=== TASK INPUTS ===
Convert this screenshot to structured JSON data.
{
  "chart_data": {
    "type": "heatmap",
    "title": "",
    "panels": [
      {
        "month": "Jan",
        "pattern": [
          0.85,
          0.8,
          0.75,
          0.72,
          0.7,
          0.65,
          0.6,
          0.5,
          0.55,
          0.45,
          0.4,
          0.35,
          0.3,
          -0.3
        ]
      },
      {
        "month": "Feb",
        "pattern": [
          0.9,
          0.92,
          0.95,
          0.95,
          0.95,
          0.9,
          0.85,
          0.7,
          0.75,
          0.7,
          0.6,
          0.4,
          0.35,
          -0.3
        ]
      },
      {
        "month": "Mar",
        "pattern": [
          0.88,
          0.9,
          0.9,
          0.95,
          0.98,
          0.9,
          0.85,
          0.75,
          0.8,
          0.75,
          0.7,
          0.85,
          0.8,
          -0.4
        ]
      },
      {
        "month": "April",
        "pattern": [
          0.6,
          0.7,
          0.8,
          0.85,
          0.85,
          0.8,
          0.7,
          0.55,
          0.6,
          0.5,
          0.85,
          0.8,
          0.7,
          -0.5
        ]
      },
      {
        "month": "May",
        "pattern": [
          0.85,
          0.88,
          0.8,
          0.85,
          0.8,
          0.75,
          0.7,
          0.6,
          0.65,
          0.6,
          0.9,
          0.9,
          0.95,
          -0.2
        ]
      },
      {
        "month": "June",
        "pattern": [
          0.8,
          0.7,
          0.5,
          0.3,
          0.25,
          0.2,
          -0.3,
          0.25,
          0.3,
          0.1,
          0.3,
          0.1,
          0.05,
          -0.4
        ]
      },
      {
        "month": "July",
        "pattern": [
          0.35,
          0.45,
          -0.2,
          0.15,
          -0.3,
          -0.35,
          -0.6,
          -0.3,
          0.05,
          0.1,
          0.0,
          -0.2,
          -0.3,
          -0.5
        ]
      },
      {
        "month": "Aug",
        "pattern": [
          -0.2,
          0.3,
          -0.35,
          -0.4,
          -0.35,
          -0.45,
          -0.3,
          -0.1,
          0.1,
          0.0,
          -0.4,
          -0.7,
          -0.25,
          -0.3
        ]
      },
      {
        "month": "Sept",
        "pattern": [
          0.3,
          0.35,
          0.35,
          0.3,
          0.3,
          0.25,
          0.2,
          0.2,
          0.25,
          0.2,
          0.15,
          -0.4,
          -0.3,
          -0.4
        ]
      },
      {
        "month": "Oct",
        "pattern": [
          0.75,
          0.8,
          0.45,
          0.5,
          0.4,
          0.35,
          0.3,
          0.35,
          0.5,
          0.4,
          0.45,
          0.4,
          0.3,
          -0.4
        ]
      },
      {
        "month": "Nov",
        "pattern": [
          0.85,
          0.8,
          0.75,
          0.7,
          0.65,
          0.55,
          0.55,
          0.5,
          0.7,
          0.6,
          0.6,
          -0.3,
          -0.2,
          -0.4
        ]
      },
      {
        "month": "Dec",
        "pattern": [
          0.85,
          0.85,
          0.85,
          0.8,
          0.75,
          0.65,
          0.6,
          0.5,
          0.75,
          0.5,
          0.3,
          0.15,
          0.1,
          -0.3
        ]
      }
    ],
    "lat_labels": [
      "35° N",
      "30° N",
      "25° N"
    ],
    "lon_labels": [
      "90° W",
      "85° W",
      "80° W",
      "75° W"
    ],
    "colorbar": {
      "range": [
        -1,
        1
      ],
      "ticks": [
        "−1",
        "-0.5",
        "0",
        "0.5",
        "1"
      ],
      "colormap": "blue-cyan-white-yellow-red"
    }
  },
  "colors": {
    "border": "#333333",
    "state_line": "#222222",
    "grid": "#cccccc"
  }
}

=== THE REQUEST ===
Copy every line from the entries that contains the word "month".

=== REPLY ===
        "month": "Jan",
        "month": "Feb",
        "month": "Mar",
        "month": "April",
        "month": "May",
        "month": "June",
        "month": "July",
        "month": "Aug",
        "month": "Sept",
        "month": "Oct",
        "month": "Nov",
        "month": "Dec",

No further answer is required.